WRITTEN PROBLEM:
Copy out exactly the lines from the one containing "Extract all readable text from this page." to the end of the records below, both included, and nothing else.

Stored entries
※ ※ ※
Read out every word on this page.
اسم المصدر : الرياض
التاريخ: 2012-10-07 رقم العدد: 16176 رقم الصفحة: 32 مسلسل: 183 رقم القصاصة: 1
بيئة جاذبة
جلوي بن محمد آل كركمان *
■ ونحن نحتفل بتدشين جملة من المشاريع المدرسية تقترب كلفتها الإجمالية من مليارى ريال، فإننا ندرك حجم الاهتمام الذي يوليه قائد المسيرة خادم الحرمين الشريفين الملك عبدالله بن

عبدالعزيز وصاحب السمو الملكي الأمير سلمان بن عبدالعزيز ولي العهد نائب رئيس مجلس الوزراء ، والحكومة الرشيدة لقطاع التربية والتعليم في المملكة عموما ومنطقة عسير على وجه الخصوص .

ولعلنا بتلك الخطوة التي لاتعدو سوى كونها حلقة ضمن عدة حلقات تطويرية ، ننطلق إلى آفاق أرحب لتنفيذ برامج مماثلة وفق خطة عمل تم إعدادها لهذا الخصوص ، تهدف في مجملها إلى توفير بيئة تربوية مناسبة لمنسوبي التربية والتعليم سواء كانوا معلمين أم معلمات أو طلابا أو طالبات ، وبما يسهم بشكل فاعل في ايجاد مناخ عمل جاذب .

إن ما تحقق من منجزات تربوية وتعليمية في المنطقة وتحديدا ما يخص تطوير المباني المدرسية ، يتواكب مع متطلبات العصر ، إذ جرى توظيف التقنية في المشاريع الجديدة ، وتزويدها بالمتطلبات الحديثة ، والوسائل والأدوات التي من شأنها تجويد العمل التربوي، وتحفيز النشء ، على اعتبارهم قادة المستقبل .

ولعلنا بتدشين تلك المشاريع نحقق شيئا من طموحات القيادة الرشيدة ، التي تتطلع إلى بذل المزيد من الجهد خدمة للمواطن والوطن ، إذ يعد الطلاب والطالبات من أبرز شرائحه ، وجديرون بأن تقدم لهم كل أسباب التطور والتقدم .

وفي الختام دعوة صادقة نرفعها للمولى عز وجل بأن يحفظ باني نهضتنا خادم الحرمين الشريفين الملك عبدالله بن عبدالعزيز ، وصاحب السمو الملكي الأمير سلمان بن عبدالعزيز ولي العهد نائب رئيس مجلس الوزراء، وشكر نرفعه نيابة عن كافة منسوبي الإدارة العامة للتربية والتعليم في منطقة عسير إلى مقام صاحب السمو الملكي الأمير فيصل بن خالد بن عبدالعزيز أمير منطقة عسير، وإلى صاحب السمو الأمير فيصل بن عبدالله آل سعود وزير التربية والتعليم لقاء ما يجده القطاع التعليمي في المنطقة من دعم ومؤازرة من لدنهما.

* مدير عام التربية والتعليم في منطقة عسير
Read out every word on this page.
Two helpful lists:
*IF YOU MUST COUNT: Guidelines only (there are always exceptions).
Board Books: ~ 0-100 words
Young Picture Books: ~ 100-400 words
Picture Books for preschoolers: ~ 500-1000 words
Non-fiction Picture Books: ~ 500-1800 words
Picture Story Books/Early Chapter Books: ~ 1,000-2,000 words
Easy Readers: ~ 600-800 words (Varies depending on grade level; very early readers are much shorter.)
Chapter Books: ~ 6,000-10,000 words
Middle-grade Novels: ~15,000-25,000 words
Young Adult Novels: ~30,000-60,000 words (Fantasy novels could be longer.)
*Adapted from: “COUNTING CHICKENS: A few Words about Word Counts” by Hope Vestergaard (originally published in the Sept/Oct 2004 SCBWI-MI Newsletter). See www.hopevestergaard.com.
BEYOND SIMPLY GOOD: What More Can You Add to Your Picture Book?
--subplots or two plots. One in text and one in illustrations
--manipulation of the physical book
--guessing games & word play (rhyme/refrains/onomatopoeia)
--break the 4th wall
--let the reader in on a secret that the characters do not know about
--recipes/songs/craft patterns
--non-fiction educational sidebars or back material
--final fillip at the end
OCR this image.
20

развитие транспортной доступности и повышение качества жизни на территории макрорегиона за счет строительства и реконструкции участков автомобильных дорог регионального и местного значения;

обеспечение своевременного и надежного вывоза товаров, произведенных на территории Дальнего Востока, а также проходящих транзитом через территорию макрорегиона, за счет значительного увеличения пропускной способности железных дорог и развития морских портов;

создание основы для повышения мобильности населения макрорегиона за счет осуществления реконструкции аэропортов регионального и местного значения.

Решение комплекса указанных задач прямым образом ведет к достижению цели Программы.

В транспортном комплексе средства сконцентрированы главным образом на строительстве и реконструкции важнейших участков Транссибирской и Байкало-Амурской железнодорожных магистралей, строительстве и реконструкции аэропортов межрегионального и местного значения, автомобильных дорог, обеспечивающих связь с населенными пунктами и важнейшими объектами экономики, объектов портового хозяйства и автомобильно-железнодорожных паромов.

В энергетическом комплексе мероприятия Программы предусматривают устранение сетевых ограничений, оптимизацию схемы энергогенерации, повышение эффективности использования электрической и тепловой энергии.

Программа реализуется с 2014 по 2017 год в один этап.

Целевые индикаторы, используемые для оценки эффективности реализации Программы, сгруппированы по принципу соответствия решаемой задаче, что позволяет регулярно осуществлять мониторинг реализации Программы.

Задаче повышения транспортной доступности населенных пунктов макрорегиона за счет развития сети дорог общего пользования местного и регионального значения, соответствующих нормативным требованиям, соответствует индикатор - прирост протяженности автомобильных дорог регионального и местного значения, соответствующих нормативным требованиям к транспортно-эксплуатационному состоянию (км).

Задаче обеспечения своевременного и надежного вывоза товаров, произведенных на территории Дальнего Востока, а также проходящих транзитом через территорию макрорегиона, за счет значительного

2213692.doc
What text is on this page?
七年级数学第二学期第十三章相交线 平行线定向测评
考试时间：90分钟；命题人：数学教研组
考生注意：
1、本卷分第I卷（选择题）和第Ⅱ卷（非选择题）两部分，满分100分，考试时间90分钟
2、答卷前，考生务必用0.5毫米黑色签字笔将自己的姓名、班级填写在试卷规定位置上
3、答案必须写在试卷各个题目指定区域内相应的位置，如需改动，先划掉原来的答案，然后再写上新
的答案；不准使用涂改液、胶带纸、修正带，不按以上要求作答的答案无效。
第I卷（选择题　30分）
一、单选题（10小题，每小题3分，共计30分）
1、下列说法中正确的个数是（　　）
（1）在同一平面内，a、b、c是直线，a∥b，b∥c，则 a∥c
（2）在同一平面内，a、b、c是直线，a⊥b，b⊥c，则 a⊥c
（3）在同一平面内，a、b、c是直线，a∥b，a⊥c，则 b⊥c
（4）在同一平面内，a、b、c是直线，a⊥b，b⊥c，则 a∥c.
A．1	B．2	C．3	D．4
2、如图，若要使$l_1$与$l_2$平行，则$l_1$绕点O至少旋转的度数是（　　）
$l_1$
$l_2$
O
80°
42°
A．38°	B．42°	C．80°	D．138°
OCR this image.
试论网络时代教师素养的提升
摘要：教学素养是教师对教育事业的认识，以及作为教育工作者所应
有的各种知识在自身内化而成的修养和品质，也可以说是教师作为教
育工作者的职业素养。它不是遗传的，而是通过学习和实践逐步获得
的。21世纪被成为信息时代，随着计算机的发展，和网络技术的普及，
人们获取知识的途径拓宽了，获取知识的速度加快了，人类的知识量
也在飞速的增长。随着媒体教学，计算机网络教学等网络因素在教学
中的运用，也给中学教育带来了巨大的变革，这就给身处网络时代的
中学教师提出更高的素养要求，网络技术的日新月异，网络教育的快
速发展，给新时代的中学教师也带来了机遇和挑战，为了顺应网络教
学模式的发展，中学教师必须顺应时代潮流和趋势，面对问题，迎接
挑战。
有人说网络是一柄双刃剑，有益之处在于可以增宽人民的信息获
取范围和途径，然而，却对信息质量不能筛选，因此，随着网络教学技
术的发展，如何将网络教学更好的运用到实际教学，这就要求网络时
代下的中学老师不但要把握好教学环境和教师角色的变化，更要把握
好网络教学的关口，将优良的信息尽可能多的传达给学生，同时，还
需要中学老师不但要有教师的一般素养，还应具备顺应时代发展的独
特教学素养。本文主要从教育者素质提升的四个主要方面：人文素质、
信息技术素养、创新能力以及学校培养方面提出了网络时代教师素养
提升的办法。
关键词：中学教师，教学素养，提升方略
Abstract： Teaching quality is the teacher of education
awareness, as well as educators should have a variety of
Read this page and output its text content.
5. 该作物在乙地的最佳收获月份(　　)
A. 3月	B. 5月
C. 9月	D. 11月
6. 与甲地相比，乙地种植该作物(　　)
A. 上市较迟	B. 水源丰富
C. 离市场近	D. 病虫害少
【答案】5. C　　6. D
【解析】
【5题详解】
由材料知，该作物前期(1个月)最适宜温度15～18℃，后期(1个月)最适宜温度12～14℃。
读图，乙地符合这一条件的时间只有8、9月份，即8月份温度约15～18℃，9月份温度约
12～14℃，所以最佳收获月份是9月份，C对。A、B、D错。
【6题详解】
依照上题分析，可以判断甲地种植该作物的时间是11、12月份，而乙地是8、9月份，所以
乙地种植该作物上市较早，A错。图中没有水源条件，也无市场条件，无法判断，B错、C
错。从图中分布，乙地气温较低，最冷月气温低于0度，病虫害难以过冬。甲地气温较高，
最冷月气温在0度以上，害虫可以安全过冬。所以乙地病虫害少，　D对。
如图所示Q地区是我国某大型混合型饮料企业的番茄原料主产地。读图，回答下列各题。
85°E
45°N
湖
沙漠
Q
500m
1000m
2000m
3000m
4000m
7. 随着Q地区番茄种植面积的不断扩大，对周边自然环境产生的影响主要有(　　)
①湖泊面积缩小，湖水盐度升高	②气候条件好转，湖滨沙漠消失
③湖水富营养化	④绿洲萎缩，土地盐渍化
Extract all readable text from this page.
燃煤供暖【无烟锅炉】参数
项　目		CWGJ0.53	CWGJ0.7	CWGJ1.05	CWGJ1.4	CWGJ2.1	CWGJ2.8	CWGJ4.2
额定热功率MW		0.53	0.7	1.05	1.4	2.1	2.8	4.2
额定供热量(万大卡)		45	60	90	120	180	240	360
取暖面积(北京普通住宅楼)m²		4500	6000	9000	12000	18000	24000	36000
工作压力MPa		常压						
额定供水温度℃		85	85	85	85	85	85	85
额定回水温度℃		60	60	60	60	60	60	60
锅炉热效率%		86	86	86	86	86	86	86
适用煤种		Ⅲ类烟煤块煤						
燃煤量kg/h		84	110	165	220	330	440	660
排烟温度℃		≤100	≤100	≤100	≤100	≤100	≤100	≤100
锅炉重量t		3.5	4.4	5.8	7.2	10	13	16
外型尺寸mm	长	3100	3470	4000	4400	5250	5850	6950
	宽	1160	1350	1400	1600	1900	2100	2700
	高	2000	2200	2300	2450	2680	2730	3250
※ ※ ※
WRITTEN RESPONSE:
Extract all readable text from this page.
燃煤供暖【无烟锅炉】参数
项　目		CWGJ0.53	CWGJ0.7	CWGJ1.05	CWGJ1.4	CWGJ2.1	CWGJ2.8	CWGJ4.2
额定热功率MW		0.53	0.7	1.05	1.4	2.1	2.8	4.2
额定供热量(万大卡)		45	60	90	120	180	240	360
取暖面积(北京普通住宅楼)m²		4500	6000	9000	12000	18000	24000	36000
工作压力MPa		常压						
额定供水温度℃		85	85	85	85	85	85	85
额定回水温度℃		60	60	60	60	60	60	60
锅炉热效率%		86	86	86	86	86	86	86
适用煤种		Ⅲ类烟煤块煤						
燃煤量kg/h		84	110	165	220	330	440	660
排烟温度℃		≤100	≤100	≤100	≤100	≤100	≤100	≤100
锅炉重量t		3.5	4.4	5.8	7.2	10	13	16
外型尺寸mm	长	3100	3470	4000	4400	5250	5850	6950
	宽	1160	1350	1400	1600	1900	2100	2700
	高	2000	2200	2300	2450	2680	2730	3250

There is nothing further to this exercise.